[begin Material supplied]

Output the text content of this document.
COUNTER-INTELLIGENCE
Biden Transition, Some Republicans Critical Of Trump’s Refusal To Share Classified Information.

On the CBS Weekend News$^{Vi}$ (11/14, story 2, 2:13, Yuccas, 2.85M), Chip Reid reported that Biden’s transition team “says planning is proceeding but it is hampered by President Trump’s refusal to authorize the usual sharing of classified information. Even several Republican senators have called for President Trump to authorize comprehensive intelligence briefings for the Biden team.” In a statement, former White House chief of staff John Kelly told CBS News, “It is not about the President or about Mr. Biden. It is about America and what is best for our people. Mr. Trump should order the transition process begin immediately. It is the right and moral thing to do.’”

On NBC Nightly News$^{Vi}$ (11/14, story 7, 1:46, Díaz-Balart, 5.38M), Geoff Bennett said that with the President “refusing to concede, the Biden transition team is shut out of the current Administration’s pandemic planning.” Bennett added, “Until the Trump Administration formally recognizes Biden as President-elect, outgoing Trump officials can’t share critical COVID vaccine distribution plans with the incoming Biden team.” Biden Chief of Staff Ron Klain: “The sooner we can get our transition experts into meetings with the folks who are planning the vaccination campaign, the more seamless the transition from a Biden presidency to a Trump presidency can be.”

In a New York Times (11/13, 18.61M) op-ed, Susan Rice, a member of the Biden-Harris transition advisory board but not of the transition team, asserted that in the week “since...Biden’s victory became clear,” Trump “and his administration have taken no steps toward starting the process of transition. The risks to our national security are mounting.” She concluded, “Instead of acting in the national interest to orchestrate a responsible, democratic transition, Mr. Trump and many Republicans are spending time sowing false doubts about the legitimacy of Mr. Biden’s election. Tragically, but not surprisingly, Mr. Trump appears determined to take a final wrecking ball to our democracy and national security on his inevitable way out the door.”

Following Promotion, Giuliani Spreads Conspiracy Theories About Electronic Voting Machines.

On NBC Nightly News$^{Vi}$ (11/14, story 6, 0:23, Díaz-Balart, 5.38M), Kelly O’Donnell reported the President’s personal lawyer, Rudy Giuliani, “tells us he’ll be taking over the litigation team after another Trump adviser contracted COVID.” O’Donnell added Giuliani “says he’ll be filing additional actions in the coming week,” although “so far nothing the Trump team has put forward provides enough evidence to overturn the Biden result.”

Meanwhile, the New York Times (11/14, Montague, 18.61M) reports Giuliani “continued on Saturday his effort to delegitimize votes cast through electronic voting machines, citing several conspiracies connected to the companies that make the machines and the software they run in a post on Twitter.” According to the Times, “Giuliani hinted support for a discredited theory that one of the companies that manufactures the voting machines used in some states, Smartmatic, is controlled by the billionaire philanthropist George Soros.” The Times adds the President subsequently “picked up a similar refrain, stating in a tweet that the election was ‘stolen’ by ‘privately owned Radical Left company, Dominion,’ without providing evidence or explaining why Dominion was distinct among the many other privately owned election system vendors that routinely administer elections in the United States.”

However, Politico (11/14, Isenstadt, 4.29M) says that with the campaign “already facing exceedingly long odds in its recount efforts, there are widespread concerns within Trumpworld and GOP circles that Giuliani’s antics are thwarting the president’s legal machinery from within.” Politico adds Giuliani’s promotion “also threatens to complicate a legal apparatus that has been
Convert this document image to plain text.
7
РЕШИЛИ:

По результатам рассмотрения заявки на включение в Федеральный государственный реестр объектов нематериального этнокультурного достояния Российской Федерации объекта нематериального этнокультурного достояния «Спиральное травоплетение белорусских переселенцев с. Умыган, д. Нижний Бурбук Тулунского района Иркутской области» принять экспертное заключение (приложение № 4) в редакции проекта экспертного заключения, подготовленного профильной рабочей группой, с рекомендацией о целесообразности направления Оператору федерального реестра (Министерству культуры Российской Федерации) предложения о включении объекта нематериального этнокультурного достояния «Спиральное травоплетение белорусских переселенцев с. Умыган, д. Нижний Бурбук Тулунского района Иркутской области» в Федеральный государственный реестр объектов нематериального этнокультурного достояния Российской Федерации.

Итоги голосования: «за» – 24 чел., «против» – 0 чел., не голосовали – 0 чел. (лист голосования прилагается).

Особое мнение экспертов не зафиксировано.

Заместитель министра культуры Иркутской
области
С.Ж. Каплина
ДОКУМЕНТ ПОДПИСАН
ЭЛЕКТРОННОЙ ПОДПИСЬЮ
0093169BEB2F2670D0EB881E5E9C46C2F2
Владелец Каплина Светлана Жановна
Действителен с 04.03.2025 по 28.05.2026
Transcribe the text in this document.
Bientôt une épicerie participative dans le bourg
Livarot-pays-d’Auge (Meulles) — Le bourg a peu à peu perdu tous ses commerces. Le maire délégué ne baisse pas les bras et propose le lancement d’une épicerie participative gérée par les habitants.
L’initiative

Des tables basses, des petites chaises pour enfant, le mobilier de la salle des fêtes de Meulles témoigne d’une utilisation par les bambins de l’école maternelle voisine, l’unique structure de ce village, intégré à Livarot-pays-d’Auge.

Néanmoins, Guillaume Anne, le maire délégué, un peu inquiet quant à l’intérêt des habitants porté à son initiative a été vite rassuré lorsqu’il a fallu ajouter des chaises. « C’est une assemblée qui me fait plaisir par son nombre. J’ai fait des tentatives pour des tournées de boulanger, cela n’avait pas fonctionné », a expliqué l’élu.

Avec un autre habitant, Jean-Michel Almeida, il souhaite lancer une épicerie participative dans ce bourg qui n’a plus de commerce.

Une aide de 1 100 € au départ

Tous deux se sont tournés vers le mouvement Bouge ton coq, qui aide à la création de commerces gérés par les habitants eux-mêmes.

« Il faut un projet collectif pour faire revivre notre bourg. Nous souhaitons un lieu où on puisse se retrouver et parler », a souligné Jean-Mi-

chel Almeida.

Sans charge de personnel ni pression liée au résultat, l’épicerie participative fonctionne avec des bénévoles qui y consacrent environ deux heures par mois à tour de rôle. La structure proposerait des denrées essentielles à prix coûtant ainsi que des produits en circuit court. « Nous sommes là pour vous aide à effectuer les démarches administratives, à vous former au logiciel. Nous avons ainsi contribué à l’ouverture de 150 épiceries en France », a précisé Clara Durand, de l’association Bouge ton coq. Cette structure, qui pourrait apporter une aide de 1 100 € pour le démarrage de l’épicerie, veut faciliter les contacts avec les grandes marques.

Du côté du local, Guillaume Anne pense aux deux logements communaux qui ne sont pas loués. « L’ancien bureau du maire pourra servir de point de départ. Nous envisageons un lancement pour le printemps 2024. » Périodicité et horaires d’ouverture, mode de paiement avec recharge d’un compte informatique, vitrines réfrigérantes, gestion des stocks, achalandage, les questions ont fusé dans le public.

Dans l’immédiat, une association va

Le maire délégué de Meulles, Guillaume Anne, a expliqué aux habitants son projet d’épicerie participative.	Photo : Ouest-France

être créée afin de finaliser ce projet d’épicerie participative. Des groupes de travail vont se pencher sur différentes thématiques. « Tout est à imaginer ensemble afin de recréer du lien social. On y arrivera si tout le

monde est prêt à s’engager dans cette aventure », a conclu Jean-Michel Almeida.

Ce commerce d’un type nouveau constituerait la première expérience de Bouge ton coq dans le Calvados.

[end Material supplied]

> [Written request] Each record above should be repeated exactly as it appears.

> [Result of this task]
Output the text content of this document.
COUNTER-INTELLIGENCE
Biden Transition, Some Republicans Critical Of Trump’s Refusal To Share Classified Information.

On the CBS Weekend News$^{Vi}$ (11/14, story 2, 2:13, Yuccas, 2.85M), Chip Reid reported that Biden’s transition team “says planning is proceeding but it is hampered by President Trump’s refusal to authorize the usual sharing of classified information. Even several Republican senators have called for President Trump to authorize comprehensive intelligence briefings for the Biden team.” In a statement, former White House chief of staff John Kelly told CBS News, “It is not about the President or about Mr. Biden. It is about America and what is best for our people. Mr. Trump should order the transition process begin immediately. It is the right and moral thing to do.’”

On NBC Nightly News$^{Vi}$ (11/14, story 7, 1:46, Díaz-Balart, 5.38M), Geoff Bennett said that with the President “refusing to concede, the Biden transition team is shut out of the current Administration’s pandemic planning.” Bennett added, “Until the Trump Administration formally recognizes Biden as President-elect, outgoing Trump officials can’t share critical COVID vaccine distribution plans with the incoming Biden team.” Biden Chief of Staff Ron Klain: “The sooner we can get our transition experts into meetings with the folks who are planning the vaccination campaign, the more seamless the transition from a Biden presidency to a Trump presidency can be.”

In a New York Times (11/13, 18.61M) op-ed, Susan Rice, a member of the Biden-Harris transition advisory board but not of the transition team, asserted that in the week “since...Biden’s victory became clear,” Trump “and his administration have taken no steps toward starting the process of transition. The risks to our national security are mounting.” She concluded, “Instead of acting in the national interest to orchestrate a responsible, democratic transition, Mr. Trump and many Republicans are spending time sowing false doubts about the legitimacy of Mr. Biden’s election. Tragically, but not surprisingly, Mr. Trump appears determined to take a final wrecking ball to our democracy and national security on his inevitable way out the door.”

Following Promotion, Giuliani Spreads Conspiracy Theories About Electronic Voting Machines.

On NBC Nightly News$^{Vi}$ (11/14, story 6, 0:23, Díaz-Balart, 5.38M), Kelly O’Donnell reported the President’s personal lawyer, Rudy Giuliani, “tells us he’ll be taking over the litigation team after another Trump adviser contracted COVID.” O’Donnell added Giuliani “says he’ll be filing additional actions in the coming week,” although “so far nothing the Trump team has put forward provides enough evidence to overturn the Biden result.”

Meanwhile, the New York Times (11/14, Montague, 18.61M) reports Giuliani “continued on Saturday his effort to delegitimize votes cast through electronic voting machines, citing several conspiracies connected to the companies that make the machines and the software they run in a post on Twitter.” According to the Times, “Giuliani hinted support for a discredited theory that one of the companies that manufactures the voting machines used in some states, Smartmatic, is controlled by the billionaire philanthropist George Soros.” The Times adds the President subsequently “picked up a similar refrain, stating in a tweet that the election was ‘stolen’ by ‘privately owned Radical Left company, Dominion,’ without providing evidence or explaining why Dominion was distinct among the many other privately owned election system vendors that routinely administer elections in the United States.”

However, Politico (11/14, Isenstadt, 4.29M) says that with the campaign “already facing exceedingly long odds in its recount efforts, there are widespread concerns within Trumpworld and GOP circles that Giuliani’s antics are thwarting the president’s legal machinery from within.” Politico adds Giuliani’s promotion “also threatens to complicate a legal apparatus that has been
Convert this document image to plain text.
7
РЕШИЛИ:

По результатам рассмотрения заявки на включение в Федеральный государственный реестр объектов нематериального этнокультурного достояния Российской Федерации объекта нематериального этнокультурного достояния «Спиральное травоплетение белорусских переселенцев с. Умыган, д. Нижний Бурбук Тулунского района Иркутской области» принять экспертное заключение (приложение № 4) в редакции проекта экспертного заключения, подготовленного профильной рабочей группой, с рекомендацией о целесообразности направления Оператору федерального реестра (Министерству культуры Российской Федерации) предложения о включении объекта нематериального этнокультурного достояния «Спиральное травоплетение белорусских переселенцев с. Умыган, д. Нижний Бурбук Тулунского района Иркутской области» в Федеральный государственный реестр объектов нематериального этнокультурного достояния Российской Федерации.

Итоги голосования: «за» – 24 чел., «против» – 0 чел., не голосовали – 0 чел. (лист голосования прилагается).

Особое мнение экспертов не зафиксировано.

Заместитель министра культуры Иркутской
области
С.Ж. Каплина
ДОКУМЕНТ ПОДПИСАН
ЭЛЕКТРОННОЙ ПОДПИСЬЮ
0093169BEB2F2670D0EB881E5E9C46C2F2
Владелец Каплина Светлана Жановна
Действителен с 04.03.2025 по 28.05.2026
Transcribe the text in this document.
Bientôt une épicerie participative dans le bourg
Livarot-pays-d’Auge (Meulles) — Le bourg a peu à peu perdu tous ses commerces. Le maire délégué ne baisse pas les bras et propose le lancement d’une épicerie participative gérée par les habitants.
L’initiative

Des tables basses, des petites chaises pour enfant, le mobilier de la salle des fêtes de Meulles témoigne d’une utilisation par les bambins de l’école maternelle voisine, l’unique structure de ce village, intégré à Livarot-pays-d’Auge.

Néanmoins, Guillaume Anne, le maire délégué, un peu inquiet quant à l’intérêt des habitants porté à son initiative a été vite rassuré lorsqu’il a fallu ajouter des chaises. « C’est une assemblée qui me fait plaisir par son nombre. J’ai fait des tentatives pour des tournées de boulanger, cela n’avait pas fonctionné », a expliqué l’élu.

Avec un autre habitant, Jean-Michel Almeida, il souhaite lancer une épicerie participative dans ce bourg qui n’a plus de commerce.

Une aide de 1 100 € au départ

Tous deux se sont tournés vers le mouvement Bouge ton coq, qui aide à la création de commerces gérés par les habitants eux-mêmes.

« Il faut un projet collectif pour faire revivre notre bourg. Nous souhaitons un lieu où on puisse se retrouver et parler », a souligné Jean-Mi-

chel Almeida.

Sans charge de personnel ni pression liée au résultat, l’épicerie participative fonctionne avec des bénévoles qui y consacrent environ deux heures par mois à tour de rôle. La structure proposerait des denrées essentielles à prix coûtant ainsi que des produits en circuit court. « Nous sommes là pour vous aide à effectuer les démarches administratives, à vous former au logiciel. Nous avons ainsi contribué à l’ouverture de 150 épiceries en France », a précisé Clara Durand, de l’association Bouge ton coq. Cette structure, qui pourrait apporter une aide de 1 100 € pour le démarrage de l’épicerie, veut faciliter les contacts avec les grandes marques.

Du côté du local, Guillaume Anne pense aux deux logements communaux qui ne sont pas loués. « L’ancien bureau du maire pourra servir de point de départ. Nous envisageons un lancement pour le printemps 2024. » Périodicité et horaires d’ouverture, mode de paiement avec recharge d’un compte informatique, vitrines réfrigérantes, gestion des stocks, achalandage, les questions ont fusé dans le public.

Dans l’immédiat, une association va

Le maire délégué de Meulles, Guillaume Anne, a expliqué aux habitants son projet d’épicerie participative.	Photo : Ouest-France

être créée afin de finaliser ce projet d’épicerie participative. Des groupes de travail vont se pencher sur différentes thématiques. « Tout est à imaginer ensemble afin de recréer du lien social. On y arrivera si tout le

monde est prêt à s’engager dans cette aventure », a conclu Jean-Michel Almeida.

Ce commerce d’un type nouveau constituerait la première expérience de Bouge ton coq dans le Calvados.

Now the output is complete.